▶ _PROBLEM_: Give every line of the data again, unchanged, but with no pictures.
** Begin RECORD LIST **
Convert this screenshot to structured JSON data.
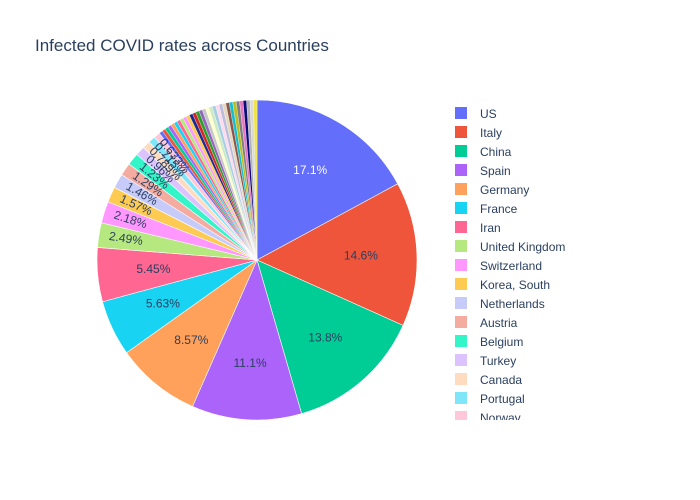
{
  "chart_data": {
    "type": "pie",
    "title": "Infected COVID rates across Countries",
    "direction": "clockwise",
    "start": "12 o'clock",
    "slices": [
      {
        "label": "US",
        "value": 17.1,
        "text": "17.1%",
        "color": "#636efa",
        "text_color": "#ffffff"
      },
      {
        "label": "Italy",
        "value": 14.6,
        "text": "14.6%",
        "color": "#ef553b",
        "text_color": "#2a3f5f"
      },
      {
        "label": "China",
        "value": 13.8,
        "text": "13.8%",
        "color": "#00cc96",
        "text_color": "#2a3f5f"
      },
      {
        "label": "Spain",
        "value": 11.1,
        "text": "11.1%",
        "color": "#ab63fa",
        "text_color": "#2a3f5f"
      },
      {
        "label": "Germany",
        "value": 8.57,
        "text": "8.57%",
        "color": "#ffa15a",
        "text_color": "#2a3f5f"
      },
      {
        "label": "France",
        "value": 5.63,
        "text": "5.63%",
        "color": "#19d3f3",
        "text_color": "#2a3f5f"
      },
      {
        "label": "Iran",
        "value": 5.45,
        "text": "5.45%",
        "color": "#ff6692",
        "text_color": "#2a3f5f"
      },
      {
        "label": "United Kingdom",
        "value": 2.49,
        "text": "2.49%",
        "color": "#b6e880",
        "text_color": "#2a3f5f"
      },
      {
        "label": "Switzerland",
        "value": 2.18,
        "text": "2.18%",
        "color": "#ff97ff",
        "text_color": "#2a3f5f"
      },
      {
        "label": "Korea, South",
        "value": 1.57,
        "text": "1.57%",
        "color": "#fecb52",
        "text_color": "#2a3f5f"
      },
      {
        "label": "Netherlands",
        "value": 1.46,
        "text": "1.46%",
        "color": "#c6cbfa",
        "text_color": "#2a3f5f"
      },
      {
        "label": "Austria",
        "value": 1.29,
        "text": "1.29%",
        "color": "#f4aba0",
        "text_color": "#2a3f5f"
      },
      {
        "label": "Belgium",
        "value": 1.23,
        "text": "1.23%",
        "color": "#33f5c8",
        "text_color": "#2a3f5f"
      },
      {
        "label": "Turkey",
        "value": 0.96,
        "text": "0.96%",
        "color": "#ddc3fd",
        "text_color": "#2a3f5f"
      },
      {
        "label": "Canada",
        "value": 0.789,
        "text": "0.789%",
        "color": "#ffdcc0",
        "text_color": "#2a3f5f"
      },
      {
        "label": "Portugal",
        "value": 0.715,
        "text": "0.715%",
        "color": "#7fe6f9",
        "text_color": "#2a3f5f"
      },
      {
        "label": "Norway",
        "value": 0.633,
        "text": "0.633%",
        "color": "#ffc7d8",
        "text_color": "#2a3f5f"
      }
    ],
    "other_small_slices_colors": [
      "#636efa",
      "#ef553b",
      "#00cc96",
      "#ab63fa",
      "#ffa15a",
      "#19d3f3",
      "#ff6692",
      "#b6e880",
      "#ff97ff",
      "#fecb52",
      "#1f2a8f",
      "#d62728",
      "#2ca02c",
      "#9467bd",
      "#c7c7c7",
      "#ffffcc",
      "#ccebc5",
      "#a6cee3",
      "#fddaec",
      "#bcbddc",
      "#e5d8bd",
      "#8c564b",
      "#17becf",
      "#bcbd22",
      "#7f7f7f",
      "#e377c2",
      "#0b0b7a",
      "#b3b3b3",
      "#d9d9d9",
      "#f0e442"
    ],
    "legend": {
      "placement": "right",
      "visible_entries": [
        "US",
        "Italy",
        "China",
        "Spain",
        "Germany",
        "France",
        "Iran",
        "United Kingdom",
        "Switzerland",
        "Korea, South",
        "Netherlands",
        "Austria",
        "Belgium",
        "Turkey",
        "Canada",
        "Portugal",
        "Norway"
      ]
    }
  }
}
** End RECORD LIST **
▶ _FULL RESPONSE_:
Convert this screenshot to structured JSON data.
{
  "chart_data": {
    "type": "pie",
    "title": "Infected COVID rates across Countries",
    "direction": "clockwise",
    "start": "12 o'clock",
    "slices": [
      {
        "label": "US",
        "value": 17.1,
        "text": "17.1%",
        "color": "#636efa",
        "text_color": "#ffffff"
      },
      {
        "label": "Italy",
        "value": 14.6,
        "text": "14.6%",
        "color": "#ef553b",
        "text_color": "#2a3f5f"
      },
      {
        "label": "China",
        "value": 13.8,
        "text": "13.8%",
        "color": "#00cc96",
        "text_color": "#2a3f5f"
      },
      {
        "label": "Spain",
        "value": 11.1,
        "text": "11.1%",
        "color": "#ab63fa",
        "text_color": "#2a3f5f"
      },
      {
        "label": "Germany",
        "value": 8.57,
        "text": "8.57%",
        "color": "#ffa15a",
        "text_color": "#2a3f5f"
      },
      {
        "label": "France",
        "value": 5.63,
        "text": "5.63%",
        "color": "#19d3f3",
        "text_color": "#2a3f5f"
      },
      {
        "label": "Iran",
        "value": 5.45,
        "text": "5.45%",
        "color": "#ff6692",
        "text_color": "#2a3f5f"
      },
      {
        "label": "United Kingdom",
        "value": 2.49,
        "text": "2.49%",
        "color": "#b6e880",
        "text_color": "#2a3f5f"
      },
      {
        "label": "Switzerland",
        "value": 2.18,
        "text": "2.18%",
        "color": "#ff97ff",
        "text_color": "#2a3f5f"
      },
      {
        "label": "Korea, South",
        "value": 1.57,
        "text": "1.57%",
        "color": "#fecb52",
        "text_color": "#2a3f5f"
      },
      {
        "label": "Netherlands",
        "value": 1.46,
        "text": "1.46%",
        "color": "#c6cbfa",
        "text_color": "#2a3f5f"
      },
      {
        "label": "Austria",
        "value": 1.29,
        "text": "1.29%",
        "color": "#f4aba0",
        "text_color": "#2a3f5f"
      },
      {
        "label": "Belgium",
        "value": 1.23,
        "text": "1.23%",
        "color": "#33f5c8",
        "text_color": "#2a3f5f"
      },
      {
        "label": "Turkey",
        "value": 0.96,
        "text": "0.96%",
        "color": "#ddc3fd",
        "text_color": "#2a3f5f"
      },
      {
        "label": "Canada",
        "value": 0.789,
        "text": "0.789%",
        "color": "#ffdcc0",
        "text_color": "#2a3f5f"
      },
      {
        "label": "Portugal",
        "value": 0.715,
        "text": "0.715%",
        "color": "#7fe6f9",
        "text_color": "#2a3f5f"
      },
      {
        "label": "Norway",
        "value": 0.633,
        "text": "0.633%",
        "color": "#ffc7d8",
        "text_color": "#2a3f5f"
      }
    ],
    "other_small_slices_colors": [
      "#636efa",
      "#ef553b",
      "#00cc96",
      "#ab63fa",
      "#ffa15a",
      "#19d3f3",
      "#ff6692",
      "#b6e880",
      "#ff97ff",
      "#fecb52",
      "#1f2a8f",
      "#d62728",
      "#2ca02c",
      "#9467bd",
      "#c7c7c7",
      "#ffffcc",
      "#ccebc5",
      "#a6cee3",
      "#fddaec",
      "#bcbddc",
      "#e5d8bd",
      "#8c564b",
      "#17becf",
      "#bcbd22",
      "#7f7f7f",
      "#e377c2",
      "#0b0b7a",
      "#b3b3b3",
      "#d9d9d9",
      "#f0e442"
    ],
    "legend": {
      "placement": "right",
      "visible_entries": [
        "US",
        "Italy",
        "China",
        "Spain",
        "Germany",
        "France",
        "Iran",
        "United Kingdom",
        "Switzerland",
        "Korea, South",
        "Netherlands",
        "Austria",
        "Belgium",
        "Turkey",
        "Canada",
        "Portugal",
        "Norway"
      ]
    }
  }
}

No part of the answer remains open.